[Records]
※

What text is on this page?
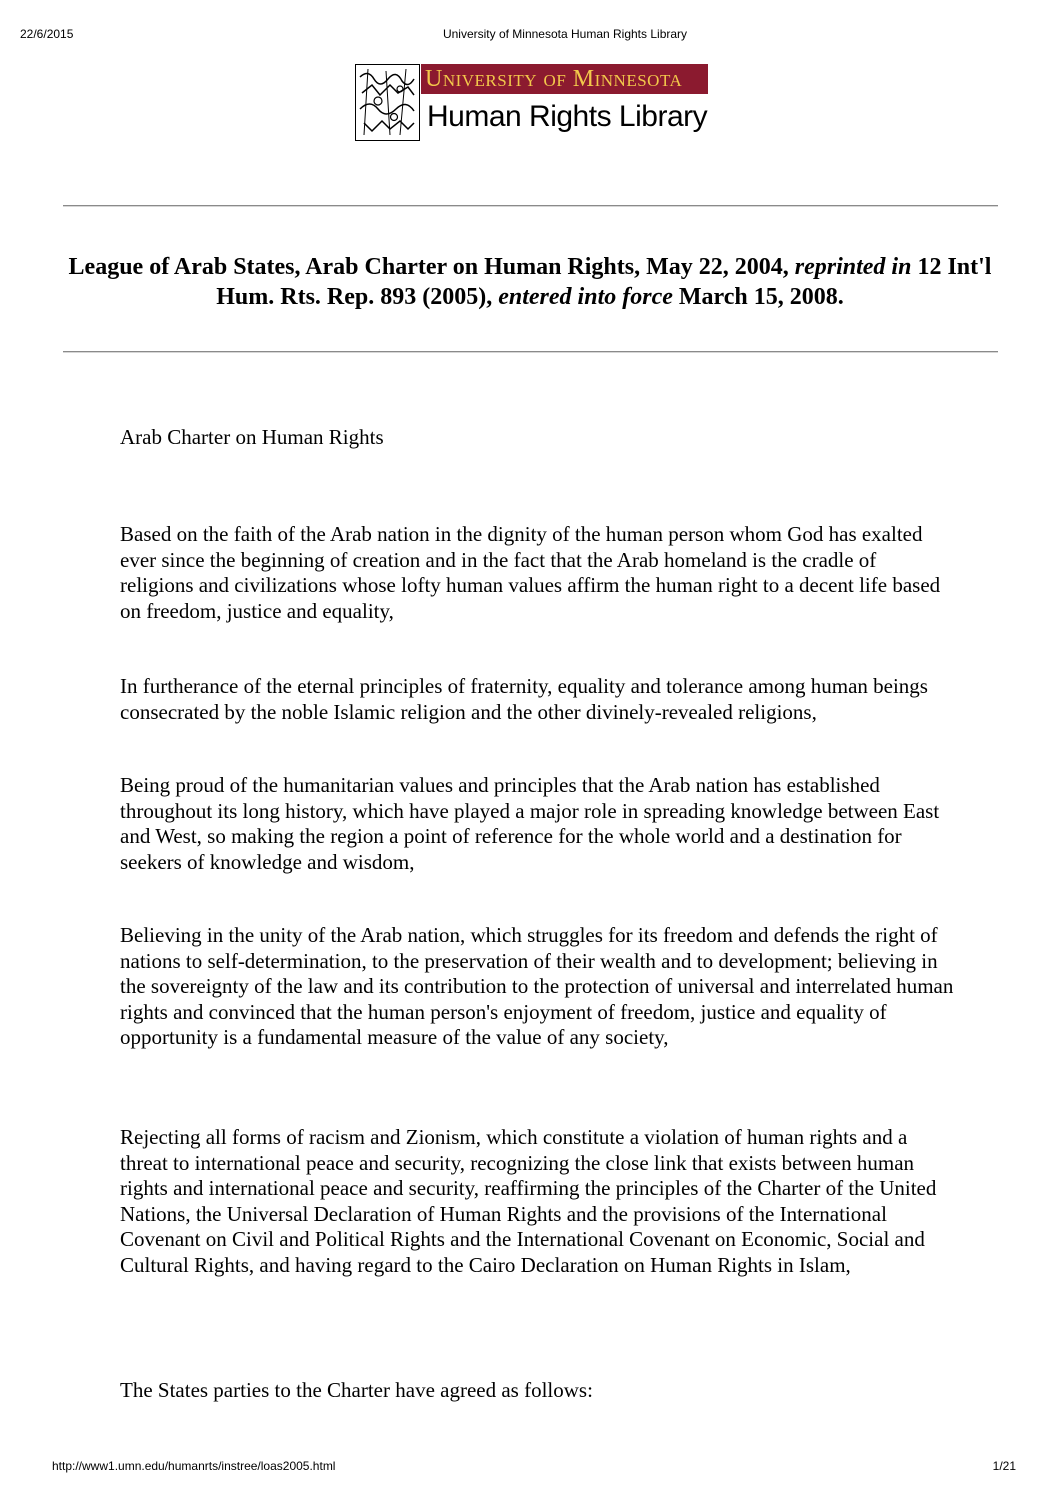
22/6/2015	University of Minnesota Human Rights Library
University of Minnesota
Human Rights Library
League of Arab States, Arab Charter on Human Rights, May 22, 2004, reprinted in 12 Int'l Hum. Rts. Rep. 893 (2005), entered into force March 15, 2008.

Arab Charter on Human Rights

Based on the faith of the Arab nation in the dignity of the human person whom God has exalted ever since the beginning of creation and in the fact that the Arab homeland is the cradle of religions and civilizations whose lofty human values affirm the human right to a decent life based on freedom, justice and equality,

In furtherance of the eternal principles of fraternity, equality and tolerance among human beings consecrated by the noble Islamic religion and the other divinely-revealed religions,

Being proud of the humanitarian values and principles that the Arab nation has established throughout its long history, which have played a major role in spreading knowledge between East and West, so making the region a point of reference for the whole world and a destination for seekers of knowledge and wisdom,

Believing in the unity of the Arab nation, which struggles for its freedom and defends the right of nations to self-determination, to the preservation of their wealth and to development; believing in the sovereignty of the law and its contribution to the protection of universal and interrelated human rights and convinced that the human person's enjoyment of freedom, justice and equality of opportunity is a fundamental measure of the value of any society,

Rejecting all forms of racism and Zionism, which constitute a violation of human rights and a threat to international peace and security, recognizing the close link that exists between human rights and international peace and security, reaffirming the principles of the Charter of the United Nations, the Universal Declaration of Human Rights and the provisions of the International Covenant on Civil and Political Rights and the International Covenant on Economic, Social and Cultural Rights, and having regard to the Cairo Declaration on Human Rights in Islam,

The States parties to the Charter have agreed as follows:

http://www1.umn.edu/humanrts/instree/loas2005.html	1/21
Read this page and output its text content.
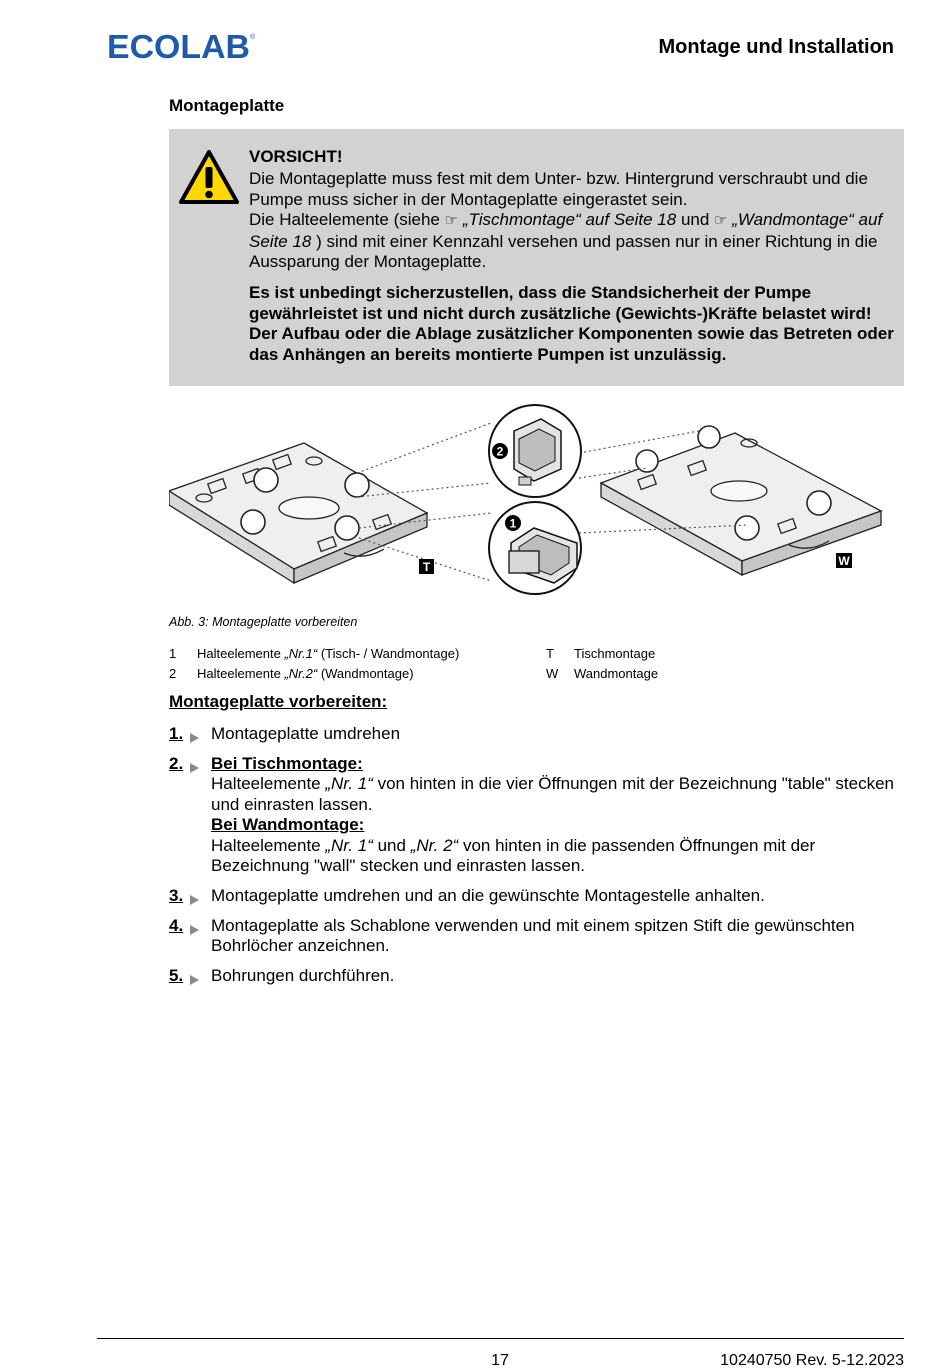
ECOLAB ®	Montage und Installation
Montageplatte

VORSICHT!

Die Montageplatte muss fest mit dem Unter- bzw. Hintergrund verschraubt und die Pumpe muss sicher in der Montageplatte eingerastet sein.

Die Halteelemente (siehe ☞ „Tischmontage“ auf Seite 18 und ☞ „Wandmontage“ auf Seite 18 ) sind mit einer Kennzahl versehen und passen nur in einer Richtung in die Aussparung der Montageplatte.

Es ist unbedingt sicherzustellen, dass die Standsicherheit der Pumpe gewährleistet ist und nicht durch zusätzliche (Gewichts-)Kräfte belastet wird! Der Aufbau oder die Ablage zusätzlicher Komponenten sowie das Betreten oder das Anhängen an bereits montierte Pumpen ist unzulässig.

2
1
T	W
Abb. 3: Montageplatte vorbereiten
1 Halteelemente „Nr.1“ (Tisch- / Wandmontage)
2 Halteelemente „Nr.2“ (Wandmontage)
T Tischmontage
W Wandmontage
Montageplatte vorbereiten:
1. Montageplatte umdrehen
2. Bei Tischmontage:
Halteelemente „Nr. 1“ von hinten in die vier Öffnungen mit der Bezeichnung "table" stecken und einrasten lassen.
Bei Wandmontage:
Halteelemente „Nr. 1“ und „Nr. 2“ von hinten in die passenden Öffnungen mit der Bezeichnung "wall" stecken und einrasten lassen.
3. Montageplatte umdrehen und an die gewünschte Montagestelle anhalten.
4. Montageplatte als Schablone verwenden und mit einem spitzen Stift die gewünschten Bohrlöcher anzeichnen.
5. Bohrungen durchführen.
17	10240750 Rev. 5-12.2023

※

» **WRITTEN INSTRUCTION**
Omit the pictures and give the material again, exactly and in full.

» **THE ANSWER**
What text is on this page?
22/6/2015	University of Minnesota Human Rights Library
University of Minnesota
Human Rights Library
League of Arab States, Arab Charter on Human Rights, May 22, 2004, reprinted in 12 Int'l Hum. Rts. Rep. 893 (2005), entered into force March 15, 2008.

Arab Charter on Human Rights

Based on the faith of the Arab nation in the dignity of the human person whom God has exalted ever since the beginning of creation and in the fact that the Arab homeland is the cradle of religions and civilizations whose lofty human values affirm the human right to a decent life based on freedom, justice and equality,

In furtherance of the eternal principles of fraternity, equality and tolerance among human beings consecrated by the noble Islamic religion and the other divinely-revealed religions,

Being proud of the humanitarian values and principles that the Arab nation has established throughout its long history, which have played a major role in spreading knowledge between East and West, so making the region a point of reference for the whole world and a destination for seekers of knowledge and wisdom,

Believing in the unity of the Arab nation, which struggles for its freedom and defends the right of nations to self-determination, to the preservation of their wealth and to development; believing in the sovereignty of the law and its contribution to the protection of universal and interrelated human rights and convinced that the human person's enjoyment of freedom, justice and equality of opportunity is a fundamental measure of the value of any society,

Rejecting all forms of racism and Zionism, which constitute a violation of human rights and a threat to international peace and security, recognizing the close link that exists between human rights and international peace and security, reaffirming the principles of the Charter of the United Nations, the Universal Declaration of Human Rights and the provisions of the International Covenant on Civil and Political Rights and the International Covenant on Economic, Social and Cultural Rights, and having regard to the Cairo Declaration on Human Rights in Islam,

The States parties to the Charter have agreed as follows:

http://www1.umn.edu/humanrts/instree/loas2005.html	1/21
Read this page and output its text content.
ECOLAB ®	Montage und Installation
Montageplatte

VORSICHT!

Die Montageplatte muss fest mit dem Unter- bzw. Hintergrund verschraubt und die Pumpe muss sicher in der Montageplatte eingerastet sein.

Die Halteelemente (siehe ☞ „Tischmontage“ auf Seite 18 und ☞ „Wandmontage“ auf Seite 18 ) sind mit einer Kennzahl versehen und passen nur in einer Richtung in die Aussparung der Montageplatte.

Es ist unbedingt sicherzustellen, dass die Standsicherheit der Pumpe gewährleistet ist und nicht durch zusätzliche (Gewichts-)Kräfte belastet wird! Der Aufbau oder die Ablage zusätzlicher Komponenten sowie das Betreten oder das Anhängen an bereits montierte Pumpen ist unzulässig.

2
1
T	W
Abb. 3: Montageplatte vorbereiten
1 Halteelemente „Nr.1“ (Tisch- / Wandmontage)
2 Halteelemente „Nr.2“ (Wandmontage)
T Tischmontage
W Wandmontage
Montageplatte vorbereiten:
1. Montageplatte umdrehen
2. Bei Tischmontage:
Halteelemente „Nr. 1“ von hinten in die vier Öffnungen mit der Bezeichnung "table" stecken und einrasten lassen.
Bei Wandmontage:
Halteelemente „Nr. 1“ und „Nr. 2“ von hinten in die passenden Öffnungen mit der Bezeichnung "wall" stecken und einrasten lassen.
3. Montageplatte umdrehen und an die gewünschte Montagestelle anhalten.
4. Montageplatte als Schablone verwenden und mit einem spitzen Stift die gewünschten Bohrlöcher anzeichnen.
5. Bohrungen durchführen.
17	10240750 Rev. 5-12.2023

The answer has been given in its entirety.